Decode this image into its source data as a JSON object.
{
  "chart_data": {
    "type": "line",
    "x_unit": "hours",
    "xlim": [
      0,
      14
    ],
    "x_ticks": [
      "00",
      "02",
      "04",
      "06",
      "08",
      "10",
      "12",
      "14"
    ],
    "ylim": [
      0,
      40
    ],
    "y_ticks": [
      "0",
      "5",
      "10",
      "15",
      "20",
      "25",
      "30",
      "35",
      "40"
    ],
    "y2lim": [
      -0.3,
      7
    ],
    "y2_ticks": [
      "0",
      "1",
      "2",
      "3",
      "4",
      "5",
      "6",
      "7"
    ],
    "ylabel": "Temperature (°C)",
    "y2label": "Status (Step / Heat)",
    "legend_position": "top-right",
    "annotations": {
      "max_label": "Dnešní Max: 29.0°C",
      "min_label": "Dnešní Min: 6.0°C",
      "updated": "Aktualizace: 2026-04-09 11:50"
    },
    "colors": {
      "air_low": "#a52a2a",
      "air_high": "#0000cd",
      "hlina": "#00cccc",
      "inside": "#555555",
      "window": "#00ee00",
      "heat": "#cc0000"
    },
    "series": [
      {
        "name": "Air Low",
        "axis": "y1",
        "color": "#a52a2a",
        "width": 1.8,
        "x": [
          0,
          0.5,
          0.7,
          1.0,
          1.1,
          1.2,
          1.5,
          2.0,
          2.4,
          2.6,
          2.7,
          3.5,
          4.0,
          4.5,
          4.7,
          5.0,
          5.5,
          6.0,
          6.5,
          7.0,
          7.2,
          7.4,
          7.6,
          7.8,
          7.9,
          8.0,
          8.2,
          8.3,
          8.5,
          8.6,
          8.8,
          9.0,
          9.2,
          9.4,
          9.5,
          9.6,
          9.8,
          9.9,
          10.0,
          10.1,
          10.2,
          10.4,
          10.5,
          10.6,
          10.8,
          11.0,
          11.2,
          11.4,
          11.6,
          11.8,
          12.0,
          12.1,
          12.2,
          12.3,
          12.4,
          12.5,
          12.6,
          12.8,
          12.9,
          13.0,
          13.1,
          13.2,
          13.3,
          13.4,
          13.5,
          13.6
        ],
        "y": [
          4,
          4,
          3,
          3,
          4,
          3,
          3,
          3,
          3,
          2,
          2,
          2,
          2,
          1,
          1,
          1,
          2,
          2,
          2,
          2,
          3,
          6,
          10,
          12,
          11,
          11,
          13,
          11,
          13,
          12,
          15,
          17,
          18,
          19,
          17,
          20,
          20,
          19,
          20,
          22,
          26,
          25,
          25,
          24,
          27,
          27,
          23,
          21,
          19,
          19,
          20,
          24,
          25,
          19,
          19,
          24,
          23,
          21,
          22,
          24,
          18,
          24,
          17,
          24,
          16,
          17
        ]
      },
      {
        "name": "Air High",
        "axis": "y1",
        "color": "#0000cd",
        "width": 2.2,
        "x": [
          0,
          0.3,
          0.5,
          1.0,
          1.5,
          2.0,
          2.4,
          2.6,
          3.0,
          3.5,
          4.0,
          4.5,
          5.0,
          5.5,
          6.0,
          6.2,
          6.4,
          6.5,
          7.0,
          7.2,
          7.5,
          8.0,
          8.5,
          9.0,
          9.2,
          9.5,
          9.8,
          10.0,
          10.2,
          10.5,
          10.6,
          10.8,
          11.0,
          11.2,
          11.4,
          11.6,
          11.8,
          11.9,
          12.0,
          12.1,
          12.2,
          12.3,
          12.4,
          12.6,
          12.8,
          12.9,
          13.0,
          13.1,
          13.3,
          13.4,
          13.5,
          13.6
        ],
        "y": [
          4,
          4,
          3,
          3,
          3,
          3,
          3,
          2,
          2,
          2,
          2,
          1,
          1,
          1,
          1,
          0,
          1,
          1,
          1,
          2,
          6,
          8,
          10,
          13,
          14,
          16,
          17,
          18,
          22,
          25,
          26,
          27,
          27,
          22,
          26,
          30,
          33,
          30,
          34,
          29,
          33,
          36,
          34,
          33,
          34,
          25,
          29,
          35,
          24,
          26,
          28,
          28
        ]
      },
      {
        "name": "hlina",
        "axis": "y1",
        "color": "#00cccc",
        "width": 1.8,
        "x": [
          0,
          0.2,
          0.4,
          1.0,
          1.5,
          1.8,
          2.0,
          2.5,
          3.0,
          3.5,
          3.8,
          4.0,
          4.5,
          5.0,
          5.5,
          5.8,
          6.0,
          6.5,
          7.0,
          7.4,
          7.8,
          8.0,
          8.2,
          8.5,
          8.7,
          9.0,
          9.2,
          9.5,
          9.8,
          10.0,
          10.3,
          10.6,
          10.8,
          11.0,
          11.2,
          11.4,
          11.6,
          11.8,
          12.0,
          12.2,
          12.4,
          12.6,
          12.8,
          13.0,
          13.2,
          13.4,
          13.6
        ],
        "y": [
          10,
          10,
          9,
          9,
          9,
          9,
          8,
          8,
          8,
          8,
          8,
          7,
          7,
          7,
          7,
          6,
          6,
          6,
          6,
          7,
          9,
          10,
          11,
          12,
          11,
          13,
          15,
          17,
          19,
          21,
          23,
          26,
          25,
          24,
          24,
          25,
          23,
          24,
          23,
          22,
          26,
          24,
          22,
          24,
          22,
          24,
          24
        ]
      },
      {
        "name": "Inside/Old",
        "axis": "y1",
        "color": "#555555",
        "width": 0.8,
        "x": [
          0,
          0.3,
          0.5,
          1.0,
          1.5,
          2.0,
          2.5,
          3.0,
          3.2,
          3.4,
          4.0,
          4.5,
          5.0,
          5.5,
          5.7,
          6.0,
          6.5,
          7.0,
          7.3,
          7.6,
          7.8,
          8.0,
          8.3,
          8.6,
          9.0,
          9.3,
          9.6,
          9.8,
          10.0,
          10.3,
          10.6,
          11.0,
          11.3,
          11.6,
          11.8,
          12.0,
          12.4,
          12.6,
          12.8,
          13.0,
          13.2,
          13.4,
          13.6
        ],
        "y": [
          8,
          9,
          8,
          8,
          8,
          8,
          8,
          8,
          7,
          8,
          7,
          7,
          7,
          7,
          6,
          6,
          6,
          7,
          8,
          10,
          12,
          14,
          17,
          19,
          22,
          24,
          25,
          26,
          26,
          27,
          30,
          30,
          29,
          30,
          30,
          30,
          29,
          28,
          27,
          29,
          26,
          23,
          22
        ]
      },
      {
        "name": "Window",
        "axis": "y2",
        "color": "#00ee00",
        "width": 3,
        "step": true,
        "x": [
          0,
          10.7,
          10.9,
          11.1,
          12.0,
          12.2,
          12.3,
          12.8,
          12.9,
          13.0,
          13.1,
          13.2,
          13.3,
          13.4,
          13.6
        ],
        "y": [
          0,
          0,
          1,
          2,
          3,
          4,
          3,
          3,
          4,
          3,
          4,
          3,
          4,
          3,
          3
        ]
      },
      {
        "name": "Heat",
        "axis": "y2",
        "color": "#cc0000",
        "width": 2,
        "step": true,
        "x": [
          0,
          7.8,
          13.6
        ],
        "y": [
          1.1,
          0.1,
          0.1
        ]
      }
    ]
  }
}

* * * * * * *

Using the data above, return each line exactly as written.

Decode this image into its source data as a JSON object.
{
  "chart_data": {
    "type": "line",
    "x_unit": "hours",
    "xlim": [
      0,
      14
    ],
    "x_ticks": [
      "00",
      "02",
      "04",
      "06",
      "08",
      "10",
      "12",
      "14"
    ],
    "ylim": [
      0,
      40
    ],
    "y_ticks": [
      "0",
      "5",
      "10",
      "15",
      "20",
      "25",
      "30",
      "35",
      "40"
    ],
    "y2lim": [
      -0.3,
      7
    ],
    "y2_ticks": [
      "0",
      "1",
      "2",
      "3",
      "4",
      "5",
      "6",
      "7"
    ],
    "ylabel": "Temperature (°C)",
    "y2label": "Status (Step / Heat)",
    "legend_position": "top-right",
    "annotations": {
      "max_label": "Dnešní Max: 29.0°C",
      "min_label": "Dnešní Min: 6.0°C",
      "updated": "Aktualizace: 2026-04-09 11:50"
    },
    "colors": {
      "air_low": "#a52a2a",
      "air_high": "#0000cd",
      "hlina": "#00cccc",
      "inside": "#555555",
      "window": "#00ee00",
      "heat": "#cc0000"
    },
    "series": [
      {
        "name": "Air Low",
        "axis": "y1",
        "color": "#a52a2a",
        "width": 1.8,
        "x": [
          0,
          0.5,
          0.7,
          1.0,
          1.1,
          1.2,
          1.5,
          2.0,
          2.4,
          2.6,
          2.7,
          3.5,
          4.0,
          4.5,
          4.7,
          5.0,
          5.5,
          6.0,
          6.5,
          7.0,
          7.2,
          7.4,
          7.6,
          7.8,
          7.9,
          8.0,
          8.2,
          8.3,
          8.5,
          8.6,
          8.8,
          9.0,
          9.2,
          9.4,
          9.5,
          9.6,
          9.8,
          9.9,
          10.0,
          10.1,
          10.2,
          10.4,
          10.5,
          10.6,
          10.8,
          11.0,
          11.2,
          11.4,
          11.6,
          11.8,
          12.0,
          12.1,
          12.2,
          12.3,
          12.4,
          12.5,
          12.6,
          12.8,
          12.9,
          13.0,
          13.1,
          13.2,
          13.3,
          13.4,
          13.5,
          13.6
        ],
        "y": [
          4,
          4,
          3,
          3,
          4,
          3,
          3,
          3,
          3,
          2,
          2,
          2,
          2,
          1,
          1,
          1,
          2,
          2,
          2,
          2,
          3,
          6,
          10,
          12,
          11,
          11,
          13,
          11,
          13,
          12,
          15,
          17,
          18,
          19,
          17,
          20,
          20,
          19,
          20,
          22,
          26,
          25,
          25,
          24,
          27,
          27,
          23,
          21,
          19,
          19,
          20,
          24,
          25,
          19,
          19,
          24,
          23,
          21,
          22,
          24,
          18,
          24,
          17,
          24,
          16,
          17
        ]
      },
      {
        "name": "Air High",
        "axis": "y1",
        "color": "#0000cd",
        "width": 2.2,
        "x": [
          0,
          0.3,
          0.5,
          1.0,
          1.5,
          2.0,
          2.4,
          2.6,
          3.0,
          3.5,
          4.0,
          4.5,
          5.0,
          5.5,
          6.0,
          6.2,
          6.4,
          6.5,
          7.0,
          7.2,
          7.5,
          8.0,
          8.5,
          9.0,
          9.2,
          9.5,
          9.8,
          10.0,
          10.2,
          10.5,
          10.6,
          10.8,
          11.0,
          11.2,
          11.4,
          11.6,
          11.8,
          11.9,
          12.0,
          12.1,
          12.2,
          12.3,
          12.4,
          12.6,
          12.8,
          12.9,
          13.0,
          13.1,
          13.3,
          13.4,
          13.5,
          13.6
        ],
        "y": [
          4,
          4,
          3,
          3,
          3,
          3,
          3,
          2,
          2,
          2,
          2,
          1,
          1,
          1,
          1,
          0,
          1,
          1,
          1,
          2,
          6,
          8,
          10,
          13,
          14,
          16,
          17,
          18,
          22,
          25,
          26,
          27,
          27,
          22,
          26,
          30,
          33,
          30,
          34,
          29,
          33,
          36,
          34,
          33,
          34,
          25,
          29,
          35,
          24,
          26,
          28,
          28
        ]
      },
      {
        "name": "hlina",
        "axis": "y1",
        "color": "#00cccc",
        "width": 1.8,
        "x": [
          0,
          0.2,
          0.4,
          1.0,
          1.5,
          1.8,
          2.0,
          2.5,
          3.0,
          3.5,
          3.8,
          4.0,
          4.5,
          5.0,
          5.5,
          5.8,
          6.0,
          6.5,
          7.0,
          7.4,
          7.8,
          8.0,
          8.2,
          8.5,
          8.7,
          9.0,
          9.2,
          9.5,
          9.8,
          10.0,
          10.3,
          10.6,
          10.8,
          11.0,
          11.2,
          11.4,
          11.6,
          11.8,
          12.0,
          12.2,
          12.4,
          12.6,
          12.8,
          13.0,
          13.2,
          13.4,
          13.6
        ],
        "y": [
          10,
          10,
          9,
          9,
          9,
          9,
          8,
          8,
          8,
          8,
          8,
          7,
          7,
          7,
          7,
          6,
          6,
          6,
          6,
          7,
          9,
          10,
          11,
          12,
          11,
          13,
          15,
          17,
          19,
          21,
          23,
          26,
          25,
          24,
          24,
          25,
          23,
          24,
          23,
          22,
          26,
          24,
          22,
          24,
          22,
          24,
          24
        ]
      },
      {
        "name": "Inside/Old",
        "axis": "y1",
        "color": "#555555",
        "width": 0.8,
        "x": [
          0,
          0.3,
          0.5,
          1.0,
          1.5,
          2.0,
          2.5,
          3.0,
          3.2,
          3.4,
          4.0,
          4.5,
          5.0,
          5.5,
          5.7,
          6.0,
          6.5,
          7.0,
          7.3,
          7.6,
          7.8,
          8.0,
          8.3,
          8.6,
          9.0,
          9.3,
          9.6,
          9.8,
          10.0,
          10.3,
          10.6,
          11.0,
          11.3,
          11.6,
          11.8,
          12.0,
          12.4,
          12.6,
          12.8,
          13.0,
          13.2,
          13.4,
          13.6
        ],
        "y": [
          8,
          9,
          8,
          8,
          8,
          8,
          8,
          8,
          7,
          8,
          7,
          7,
          7,
          7,
          6,
          6,
          6,
          7,
          8,
          10,
          12,
          14,
          17,
          19,
          22,
          24,
          25,
          26,
          26,
          27,
          30,
          30,
          29,
          30,
          30,
          30,
          29,
          28,
          27,
          29,
          26,
          23,
          22
        ]
      },
      {
        "name": "Window",
        "axis": "y2",
        "color": "#00ee00",
        "width": 3,
        "step": true,
        "x": [
          0,
          10.7,
          10.9,
          11.1,
          12.0,
          12.2,
          12.3,
          12.8,
          12.9,
          13.0,
          13.1,
          13.2,
          13.3,
          13.4,
          13.6
        ],
        "y": [
          0,
          0,
          1,
          2,
          3,
          4,
          3,
          3,
          4,
          3,
          4,
          3,
          4,
          3,
          3
        ]
      },
      {
        "name": "Heat",
        "axis": "y2",
        "color": "#cc0000",
        "width": 2,
        "step": true,
        "x": [
          0,
          7.8,
          13.6
        ],
        "y": [
          1.1,
          0.1,
          0.1
        ]
      }
    ]
  }
}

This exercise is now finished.